───── Dataset records

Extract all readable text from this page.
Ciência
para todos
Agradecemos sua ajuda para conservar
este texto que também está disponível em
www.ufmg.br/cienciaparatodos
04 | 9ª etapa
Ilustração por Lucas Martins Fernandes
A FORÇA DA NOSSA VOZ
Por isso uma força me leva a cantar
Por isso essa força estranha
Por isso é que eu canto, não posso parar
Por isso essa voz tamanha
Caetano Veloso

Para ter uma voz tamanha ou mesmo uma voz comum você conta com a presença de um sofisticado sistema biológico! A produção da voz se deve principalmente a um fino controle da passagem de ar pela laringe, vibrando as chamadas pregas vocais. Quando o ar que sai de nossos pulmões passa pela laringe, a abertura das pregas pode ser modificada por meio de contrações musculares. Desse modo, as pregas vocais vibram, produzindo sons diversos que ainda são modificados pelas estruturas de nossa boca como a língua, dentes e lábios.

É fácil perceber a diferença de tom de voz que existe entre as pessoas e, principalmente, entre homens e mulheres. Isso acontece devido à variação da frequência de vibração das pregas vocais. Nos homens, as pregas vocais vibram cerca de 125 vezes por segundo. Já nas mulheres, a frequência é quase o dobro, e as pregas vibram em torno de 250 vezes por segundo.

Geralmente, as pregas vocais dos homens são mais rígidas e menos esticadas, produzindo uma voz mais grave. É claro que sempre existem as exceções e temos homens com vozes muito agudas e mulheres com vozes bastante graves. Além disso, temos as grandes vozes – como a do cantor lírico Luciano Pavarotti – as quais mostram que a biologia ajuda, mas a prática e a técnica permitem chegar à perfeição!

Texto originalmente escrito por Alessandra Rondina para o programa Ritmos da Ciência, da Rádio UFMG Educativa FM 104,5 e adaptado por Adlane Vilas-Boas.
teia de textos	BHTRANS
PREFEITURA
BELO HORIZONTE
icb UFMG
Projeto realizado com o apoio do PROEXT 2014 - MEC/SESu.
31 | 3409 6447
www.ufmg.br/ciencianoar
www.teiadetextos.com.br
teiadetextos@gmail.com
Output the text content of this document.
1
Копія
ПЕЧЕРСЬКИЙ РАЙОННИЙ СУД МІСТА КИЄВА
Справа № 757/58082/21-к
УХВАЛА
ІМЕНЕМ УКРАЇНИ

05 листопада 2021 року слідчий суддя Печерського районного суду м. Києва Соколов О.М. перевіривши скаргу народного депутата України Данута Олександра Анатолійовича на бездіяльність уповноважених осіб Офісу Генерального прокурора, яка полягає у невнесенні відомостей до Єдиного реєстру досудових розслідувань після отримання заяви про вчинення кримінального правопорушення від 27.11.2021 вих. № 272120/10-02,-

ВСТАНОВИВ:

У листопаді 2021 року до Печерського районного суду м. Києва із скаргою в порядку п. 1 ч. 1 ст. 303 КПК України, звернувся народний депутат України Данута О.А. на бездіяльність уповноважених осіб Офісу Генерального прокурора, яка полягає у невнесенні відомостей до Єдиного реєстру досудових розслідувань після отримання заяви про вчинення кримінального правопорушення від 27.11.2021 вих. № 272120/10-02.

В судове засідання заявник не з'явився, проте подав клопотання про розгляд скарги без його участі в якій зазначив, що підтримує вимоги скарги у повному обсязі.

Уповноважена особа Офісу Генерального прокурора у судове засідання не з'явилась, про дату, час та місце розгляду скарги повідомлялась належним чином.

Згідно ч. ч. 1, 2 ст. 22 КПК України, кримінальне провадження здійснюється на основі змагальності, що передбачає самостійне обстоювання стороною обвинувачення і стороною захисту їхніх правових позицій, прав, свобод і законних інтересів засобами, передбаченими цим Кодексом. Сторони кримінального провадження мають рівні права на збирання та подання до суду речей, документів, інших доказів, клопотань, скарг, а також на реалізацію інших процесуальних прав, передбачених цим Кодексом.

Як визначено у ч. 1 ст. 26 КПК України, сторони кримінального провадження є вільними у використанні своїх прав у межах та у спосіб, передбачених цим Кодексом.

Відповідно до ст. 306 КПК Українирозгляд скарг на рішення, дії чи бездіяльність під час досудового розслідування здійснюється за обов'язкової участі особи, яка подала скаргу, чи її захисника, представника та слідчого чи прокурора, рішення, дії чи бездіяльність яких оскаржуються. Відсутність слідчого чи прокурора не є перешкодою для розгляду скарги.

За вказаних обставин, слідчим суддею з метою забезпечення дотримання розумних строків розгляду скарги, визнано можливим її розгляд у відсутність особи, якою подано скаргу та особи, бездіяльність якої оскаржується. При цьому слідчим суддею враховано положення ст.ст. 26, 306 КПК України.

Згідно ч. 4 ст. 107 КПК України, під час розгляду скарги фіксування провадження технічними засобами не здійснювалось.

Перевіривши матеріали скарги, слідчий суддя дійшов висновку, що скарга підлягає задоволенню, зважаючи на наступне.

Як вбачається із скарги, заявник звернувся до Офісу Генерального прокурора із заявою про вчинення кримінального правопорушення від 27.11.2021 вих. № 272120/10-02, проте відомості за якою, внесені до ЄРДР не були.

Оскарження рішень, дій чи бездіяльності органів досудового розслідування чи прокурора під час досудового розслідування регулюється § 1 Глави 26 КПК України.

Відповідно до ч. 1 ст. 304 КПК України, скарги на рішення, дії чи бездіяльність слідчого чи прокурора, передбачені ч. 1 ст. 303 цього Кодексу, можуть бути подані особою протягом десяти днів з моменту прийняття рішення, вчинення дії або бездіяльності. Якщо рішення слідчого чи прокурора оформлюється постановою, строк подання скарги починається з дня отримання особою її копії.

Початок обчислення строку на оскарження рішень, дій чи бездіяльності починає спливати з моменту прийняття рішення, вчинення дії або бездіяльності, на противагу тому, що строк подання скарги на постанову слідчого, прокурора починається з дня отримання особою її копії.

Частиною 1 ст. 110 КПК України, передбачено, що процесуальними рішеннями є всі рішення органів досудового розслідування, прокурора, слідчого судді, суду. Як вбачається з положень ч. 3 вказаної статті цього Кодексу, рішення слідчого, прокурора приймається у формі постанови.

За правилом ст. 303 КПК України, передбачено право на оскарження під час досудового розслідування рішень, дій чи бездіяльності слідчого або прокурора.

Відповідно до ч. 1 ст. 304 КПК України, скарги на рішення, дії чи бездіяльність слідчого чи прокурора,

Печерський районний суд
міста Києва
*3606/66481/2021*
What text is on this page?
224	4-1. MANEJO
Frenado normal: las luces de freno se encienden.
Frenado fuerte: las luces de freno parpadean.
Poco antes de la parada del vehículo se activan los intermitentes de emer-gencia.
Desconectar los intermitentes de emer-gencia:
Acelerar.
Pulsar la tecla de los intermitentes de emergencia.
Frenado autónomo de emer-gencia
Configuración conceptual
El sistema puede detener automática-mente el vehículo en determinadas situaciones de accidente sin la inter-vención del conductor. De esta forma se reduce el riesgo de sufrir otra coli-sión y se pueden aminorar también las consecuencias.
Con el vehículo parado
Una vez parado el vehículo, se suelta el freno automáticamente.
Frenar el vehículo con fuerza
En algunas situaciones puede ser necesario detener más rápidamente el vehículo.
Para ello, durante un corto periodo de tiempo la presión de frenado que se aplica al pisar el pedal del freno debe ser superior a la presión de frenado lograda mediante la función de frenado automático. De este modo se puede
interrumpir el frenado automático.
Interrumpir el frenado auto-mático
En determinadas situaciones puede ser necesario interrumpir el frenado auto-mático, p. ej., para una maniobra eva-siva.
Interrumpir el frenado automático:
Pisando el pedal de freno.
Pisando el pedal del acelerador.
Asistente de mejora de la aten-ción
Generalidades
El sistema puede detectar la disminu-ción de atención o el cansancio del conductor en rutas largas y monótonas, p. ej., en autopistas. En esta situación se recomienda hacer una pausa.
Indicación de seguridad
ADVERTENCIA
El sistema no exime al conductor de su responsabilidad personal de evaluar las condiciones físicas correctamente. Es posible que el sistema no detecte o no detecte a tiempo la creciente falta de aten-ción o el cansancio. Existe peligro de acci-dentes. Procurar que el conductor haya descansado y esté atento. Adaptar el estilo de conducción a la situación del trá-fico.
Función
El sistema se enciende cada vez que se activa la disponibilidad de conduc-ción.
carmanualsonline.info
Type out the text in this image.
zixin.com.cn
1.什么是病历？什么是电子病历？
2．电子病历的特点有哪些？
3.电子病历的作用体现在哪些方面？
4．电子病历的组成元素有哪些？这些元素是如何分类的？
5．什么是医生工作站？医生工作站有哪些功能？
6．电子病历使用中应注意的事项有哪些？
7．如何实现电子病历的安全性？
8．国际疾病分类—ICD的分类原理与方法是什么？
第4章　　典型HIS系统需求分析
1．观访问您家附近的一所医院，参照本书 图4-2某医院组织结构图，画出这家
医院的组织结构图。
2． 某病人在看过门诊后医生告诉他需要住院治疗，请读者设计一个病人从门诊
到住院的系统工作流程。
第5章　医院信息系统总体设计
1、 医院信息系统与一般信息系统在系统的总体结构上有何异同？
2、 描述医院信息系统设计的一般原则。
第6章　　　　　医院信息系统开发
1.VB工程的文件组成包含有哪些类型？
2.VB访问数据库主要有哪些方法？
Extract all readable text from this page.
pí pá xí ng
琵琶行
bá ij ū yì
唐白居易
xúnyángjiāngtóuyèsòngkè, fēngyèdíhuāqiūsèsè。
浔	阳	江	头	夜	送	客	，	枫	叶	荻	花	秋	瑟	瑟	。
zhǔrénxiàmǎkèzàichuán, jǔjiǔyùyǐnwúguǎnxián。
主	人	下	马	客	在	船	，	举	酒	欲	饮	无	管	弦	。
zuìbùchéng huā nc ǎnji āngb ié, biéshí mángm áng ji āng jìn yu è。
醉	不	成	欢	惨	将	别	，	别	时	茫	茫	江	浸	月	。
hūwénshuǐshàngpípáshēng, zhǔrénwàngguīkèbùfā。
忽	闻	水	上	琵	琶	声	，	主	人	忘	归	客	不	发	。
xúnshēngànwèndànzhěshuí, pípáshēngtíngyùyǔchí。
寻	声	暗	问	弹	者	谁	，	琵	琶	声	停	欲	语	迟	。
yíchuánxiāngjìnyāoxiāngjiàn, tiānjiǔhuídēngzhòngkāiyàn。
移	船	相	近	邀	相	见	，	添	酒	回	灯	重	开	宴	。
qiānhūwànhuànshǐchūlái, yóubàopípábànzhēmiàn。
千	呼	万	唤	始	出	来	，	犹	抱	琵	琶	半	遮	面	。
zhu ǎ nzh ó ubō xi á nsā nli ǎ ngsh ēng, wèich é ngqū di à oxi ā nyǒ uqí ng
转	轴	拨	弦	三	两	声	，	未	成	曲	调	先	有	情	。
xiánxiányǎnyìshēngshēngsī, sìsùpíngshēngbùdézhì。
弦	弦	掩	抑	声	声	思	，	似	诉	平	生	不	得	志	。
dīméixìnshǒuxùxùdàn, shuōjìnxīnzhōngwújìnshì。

──────────

*Aim of the exercise*
Find every line in the records above that contains the word "this", and copy each one.

*The response*
Extract all readable text from this page.
Output the text content of this document.
What text is on this page?
Type out the text in this image.
Extract all readable text from this page.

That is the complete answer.